======== Provided records ========

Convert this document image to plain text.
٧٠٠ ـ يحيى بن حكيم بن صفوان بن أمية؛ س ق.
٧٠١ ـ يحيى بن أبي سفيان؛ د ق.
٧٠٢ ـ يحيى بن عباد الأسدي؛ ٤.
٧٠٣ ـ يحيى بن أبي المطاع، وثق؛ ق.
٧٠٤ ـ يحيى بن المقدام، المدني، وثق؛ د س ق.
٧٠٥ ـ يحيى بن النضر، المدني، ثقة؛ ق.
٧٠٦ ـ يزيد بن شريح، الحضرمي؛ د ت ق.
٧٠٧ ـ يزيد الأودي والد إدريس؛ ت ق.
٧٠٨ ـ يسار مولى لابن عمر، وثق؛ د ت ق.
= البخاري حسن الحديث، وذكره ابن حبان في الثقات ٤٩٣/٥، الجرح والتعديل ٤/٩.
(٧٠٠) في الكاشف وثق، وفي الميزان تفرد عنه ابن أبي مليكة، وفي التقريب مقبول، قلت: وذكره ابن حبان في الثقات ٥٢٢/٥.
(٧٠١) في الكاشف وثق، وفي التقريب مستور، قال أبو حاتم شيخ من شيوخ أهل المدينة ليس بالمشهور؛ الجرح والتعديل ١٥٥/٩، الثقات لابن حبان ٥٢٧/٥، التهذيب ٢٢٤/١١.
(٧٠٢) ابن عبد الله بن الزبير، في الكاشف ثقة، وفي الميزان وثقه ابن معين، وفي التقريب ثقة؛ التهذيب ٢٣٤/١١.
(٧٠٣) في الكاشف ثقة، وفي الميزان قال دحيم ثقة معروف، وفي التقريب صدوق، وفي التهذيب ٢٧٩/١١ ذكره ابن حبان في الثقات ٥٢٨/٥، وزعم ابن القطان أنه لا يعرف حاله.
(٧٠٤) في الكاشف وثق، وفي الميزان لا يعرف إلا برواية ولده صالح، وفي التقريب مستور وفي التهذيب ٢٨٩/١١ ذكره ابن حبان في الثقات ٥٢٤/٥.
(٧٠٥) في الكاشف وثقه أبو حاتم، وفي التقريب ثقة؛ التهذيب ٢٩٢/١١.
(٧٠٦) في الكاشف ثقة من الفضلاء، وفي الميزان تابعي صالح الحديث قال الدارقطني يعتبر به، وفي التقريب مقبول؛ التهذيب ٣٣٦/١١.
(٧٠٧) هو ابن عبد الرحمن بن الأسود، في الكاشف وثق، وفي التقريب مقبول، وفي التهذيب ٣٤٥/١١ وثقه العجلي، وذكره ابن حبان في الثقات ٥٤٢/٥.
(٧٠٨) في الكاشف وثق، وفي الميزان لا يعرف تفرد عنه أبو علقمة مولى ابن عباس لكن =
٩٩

========

(Objective): Please repeat the listing above in full and exactly.

(Exercise answer):
Convert this document image to plain text.
٧٠٠ ـ يحيى بن حكيم بن صفوان بن أمية؛ س ق.
٧٠١ ـ يحيى بن أبي سفيان؛ د ق.
٧٠٢ ـ يحيى بن عباد الأسدي؛ ٤.
٧٠٣ ـ يحيى بن أبي المطاع، وثق؛ ق.
٧٠٤ ـ يحيى بن المقدام، المدني، وثق؛ د س ق.
٧٠٥ ـ يحيى بن النضر، المدني، ثقة؛ ق.
٧٠٦ ـ يزيد بن شريح، الحضرمي؛ د ت ق.
٧٠٧ ـ يزيد الأودي والد إدريس؛ ت ق.
٧٠٨ ـ يسار مولى لابن عمر، وثق؛ د ت ق.
= البخاري حسن الحديث، وذكره ابن حبان في الثقات ٤٩٣/٥، الجرح والتعديل ٤/٩.
(٧٠٠) في الكاشف وثق، وفي الميزان تفرد عنه ابن أبي مليكة، وفي التقريب مقبول، قلت: وذكره ابن حبان في الثقات ٥٢٢/٥.
(٧٠١) في الكاشف وثق، وفي التقريب مستور، قال أبو حاتم شيخ من شيوخ أهل المدينة ليس بالمشهور؛ الجرح والتعديل ١٥٥/٩، الثقات لابن حبان ٥٢٧/٥، التهذيب ٢٢٤/١١.
(٧٠٢) ابن عبد الله بن الزبير، في الكاشف ثقة، وفي الميزان وثقه ابن معين، وفي التقريب ثقة؛ التهذيب ٢٣٤/١١.
(٧٠٣) في الكاشف ثقة، وفي الميزان قال دحيم ثقة معروف، وفي التقريب صدوق، وفي التهذيب ٢٧٩/١١ ذكره ابن حبان في الثقات ٥٢٨/٥، وزعم ابن القطان أنه لا يعرف حاله.
(٧٠٤) في الكاشف وثق، وفي الميزان لا يعرف إلا برواية ولده صالح، وفي التقريب مستور وفي التهذيب ٢٨٩/١١ ذكره ابن حبان في الثقات ٥٢٤/٥.
(٧٠٥) في الكاشف وثقه أبو حاتم، وفي التقريب ثقة؛ التهذيب ٢٩٢/١١.
(٧٠٦) في الكاشف ثقة من الفضلاء، وفي الميزان تابعي صالح الحديث قال الدارقطني يعتبر به، وفي التقريب مقبول؛ التهذيب ٣٣٦/١١.
(٧٠٧) هو ابن عبد الرحمن بن الأسود، في الكاشف وثق، وفي التقريب مقبول، وفي التهذيب ٣٤٥/١١ وثقه العجلي، وذكره ابن حبان في الثقات ٥٤٢/٥.
(٧٠٨) في الكاشف وثق، وفي الميزان لا يعرف تفرد عنه أبو علقمة مولى ابن عباس لكن =
٩٩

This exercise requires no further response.